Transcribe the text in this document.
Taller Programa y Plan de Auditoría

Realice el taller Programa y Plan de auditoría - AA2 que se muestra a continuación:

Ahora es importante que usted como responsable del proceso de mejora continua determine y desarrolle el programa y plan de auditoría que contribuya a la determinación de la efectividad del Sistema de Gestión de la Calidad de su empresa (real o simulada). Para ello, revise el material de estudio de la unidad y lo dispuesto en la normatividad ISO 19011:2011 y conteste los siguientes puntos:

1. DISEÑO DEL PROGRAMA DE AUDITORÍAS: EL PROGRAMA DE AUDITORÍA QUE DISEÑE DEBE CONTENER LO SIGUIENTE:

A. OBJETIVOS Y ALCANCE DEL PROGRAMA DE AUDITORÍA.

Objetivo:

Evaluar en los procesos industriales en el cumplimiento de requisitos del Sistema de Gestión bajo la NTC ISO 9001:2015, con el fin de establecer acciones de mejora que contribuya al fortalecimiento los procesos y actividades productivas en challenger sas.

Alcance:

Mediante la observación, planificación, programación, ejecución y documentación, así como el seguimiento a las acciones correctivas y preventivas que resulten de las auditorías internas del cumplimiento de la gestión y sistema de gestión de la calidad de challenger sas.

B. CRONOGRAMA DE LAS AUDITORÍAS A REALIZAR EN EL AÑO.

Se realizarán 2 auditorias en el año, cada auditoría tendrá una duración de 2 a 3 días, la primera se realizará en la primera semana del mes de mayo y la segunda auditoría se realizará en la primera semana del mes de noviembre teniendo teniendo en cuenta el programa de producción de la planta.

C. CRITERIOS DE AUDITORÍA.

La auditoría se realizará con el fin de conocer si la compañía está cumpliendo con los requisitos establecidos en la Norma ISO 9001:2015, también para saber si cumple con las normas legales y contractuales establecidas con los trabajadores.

+ + + + +

Please restate the data word for word, every record included.

* Solved exercise
Transcribe the text in this document.
Taller Programa y Plan de Auditoría

Realice el taller Programa y Plan de auditoría - AA2 que se muestra a continuación:

Ahora es importante que usted como responsable del proceso de mejora continua determine y desarrolle el programa y plan de auditoría que contribuya a la determinación de la efectividad del Sistema de Gestión de la Calidad de su empresa (real o simulada). Para ello, revise el material de estudio de la unidad y lo dispuesto en la normatividad ISO 19011:2011 y conteste los siguientes puntos:

1. DISEÑO DEL PROGRAMA DE AUDITORÍAS: EL PROGRAMA DE AUDITORÍA QUE DISEÑE DEBE CONTENER LO SIGUIENTE:

A. OBJETIVOS Y ALCANCE DEL PROGRAMA DE AUDITORÍA.

Objetivo:

Evaluar en los procesos industriales en el cumplimiento de requisitos del Sistema de Gestión bajo la NTC ISO 9001:2015, con el fin de establecer acciones de mejora que contribuya al fortalecimiento los procesos y actividades productivas en challenger sas.

Alcance:

Mediante la observación, planificación, programación, ejecución y documentación, así como el seguimiento a las acciones correctivas y preventivas que resulten de las auditorías internas del cumplimiento de la gestión y sistema de gestión de la calidad de challenger sas.

B. CRONOGRAMA DE LAS AUDITORÍAS A REALIZAR EN EL AÑO.

Se realizarán 2 auditorias en el año, cada auditoría tendrá una duración de 2 a 3 días, la primera se realizará en la primera semana del mes de mayo y la segunda auditoría se realizará en la primera semana del mes de noviembre teniendo teniendo en cuenta el programa de producción de la planta.

C. CRITERIOS DE AUDITORÍA.

La auditoría se realizará con el fin de conocer si la compañía está cumpliendo con los requisitos establecidos en la Norma ISO 9001:2015, también para saber si cumple con las normas legales y contractuales establecidas con los trabajadores.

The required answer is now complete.